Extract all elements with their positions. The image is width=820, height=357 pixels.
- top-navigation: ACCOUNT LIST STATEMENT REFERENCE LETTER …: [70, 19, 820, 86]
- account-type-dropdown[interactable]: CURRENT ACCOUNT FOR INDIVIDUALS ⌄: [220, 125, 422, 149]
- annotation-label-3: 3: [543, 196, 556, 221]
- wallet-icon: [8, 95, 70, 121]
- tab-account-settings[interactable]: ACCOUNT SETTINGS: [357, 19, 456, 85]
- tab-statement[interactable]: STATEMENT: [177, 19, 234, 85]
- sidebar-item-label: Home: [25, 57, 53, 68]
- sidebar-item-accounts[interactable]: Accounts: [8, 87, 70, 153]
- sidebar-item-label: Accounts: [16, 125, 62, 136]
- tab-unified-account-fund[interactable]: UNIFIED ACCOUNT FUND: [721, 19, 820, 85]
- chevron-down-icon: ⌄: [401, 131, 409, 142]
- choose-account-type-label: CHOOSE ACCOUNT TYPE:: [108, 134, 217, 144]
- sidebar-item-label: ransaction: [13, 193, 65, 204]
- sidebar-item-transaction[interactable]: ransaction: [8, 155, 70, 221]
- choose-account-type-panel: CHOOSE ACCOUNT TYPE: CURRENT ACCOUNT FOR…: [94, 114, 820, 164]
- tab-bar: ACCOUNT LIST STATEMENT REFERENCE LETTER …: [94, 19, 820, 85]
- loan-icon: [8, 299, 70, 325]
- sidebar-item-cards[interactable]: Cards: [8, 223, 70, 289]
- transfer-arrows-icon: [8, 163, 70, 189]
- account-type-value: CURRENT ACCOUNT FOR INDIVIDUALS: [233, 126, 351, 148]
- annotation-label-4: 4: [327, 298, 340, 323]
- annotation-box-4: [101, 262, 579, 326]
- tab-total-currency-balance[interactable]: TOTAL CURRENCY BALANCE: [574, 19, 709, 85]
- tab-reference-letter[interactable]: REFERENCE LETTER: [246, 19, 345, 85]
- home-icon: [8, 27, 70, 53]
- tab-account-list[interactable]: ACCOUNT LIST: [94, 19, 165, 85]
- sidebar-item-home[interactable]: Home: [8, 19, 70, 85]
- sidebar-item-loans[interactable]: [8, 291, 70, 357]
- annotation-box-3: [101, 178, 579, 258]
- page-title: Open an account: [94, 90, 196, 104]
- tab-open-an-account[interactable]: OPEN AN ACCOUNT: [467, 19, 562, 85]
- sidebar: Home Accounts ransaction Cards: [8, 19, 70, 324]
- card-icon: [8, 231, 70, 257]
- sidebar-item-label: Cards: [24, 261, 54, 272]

• WHAT TO PRODUCE
Reproduce the material word for word, from its first line up to and including the line that contains "- page-title: Open".

• RESULT BELOW
Extract all elements with their positions. The image is width=820, height=357 pixels.
- top-navigation: ACCOUNT LIST STATEMENT REFERENCE LETTER …: [70, 19, 820, 86]
- account-type-dropdown[interactable]: CURRENT ACCOUNT FOR INDIVIDUALS ⌄: [220, 125, 422, 149]
- annotation-label-3: 3: [543, 196, 556, 221]
- wallet-icon: [8, 95, 70, 121]
- tab-account-settings[interactable]: ACCOUNT SETTINGS: [357, 19, 456, 85]
- tab-statement[interactable]: STATEMENT: [177, 19, 234, 85]
- sidebar-item-label: Home: [25, 57, 53, 68]
- sidebar-item-accounts[interactable]: Accounts: [8, 87, 70, 153]
- sidebar-item-label: Accounts: [16, 125, 62, 136]
- tab-unified-account-fund[interactable]: UNIFIED ACCOUNT FUND: [721, 19, 820, 85]
- chevron-down-icon: ⌄: [401, 131, 409, 142]
- choose-account-type-label: CHOOSE ACCOUNT TYPE:: [108, 134, 217, 144]
- sidebar-item-label: ransaction: [13, 193, 65, 204]
- sidebar-item-transaction[interactable]: ransaction: [8, 155, 70, 221]
- choose-account-type-panel: CHOOSE ACCOUNT TYPE: CURRENT ACCOUNT FOR…: [94, 114, 820, 164]
- tab-bar: ACCOUNT LIST STATEMENT REFERENCE LETTER …: [94, 19, 820, 85]
- loan-icon: [8, 299, 70, 325]
- sidebar-item-cards[interactable]: Cards: [8, 223, 70, 289]
- transfer-arrows-icon: [8, 163, 70, 189]
- account-type-value: CURRENT ACCOUNT FOR INDIVIDUALS: [233, 126, 351, 148]
- annotation-label-4: 4: [327, 298, 340, 323]
- annotation-box-4: [101, 262, 579, 326]
- tab-total-currency-balance[interactable]: TOTAL CURRENCY BALANCE: [574, 19, 709, 85]
- tab-reference-letter[interactable]: REFERENCE LETTER: [246, 19, 345, 85]
- home-icon: [8, 27, 70, 53]
- tab-account-list[interactable]: ACCOUNT LIST: [94, 19, 165, 85]
- sidebar-item-home[interactable]: Home: [8, 19, 70, 85]
- sidebar-item-loans[interactable]: [8, 291, 70, 357]
- annotation-box-3: [101, 178, 579, 258]
- page-title: Open an account: [94, 90, 196, 104]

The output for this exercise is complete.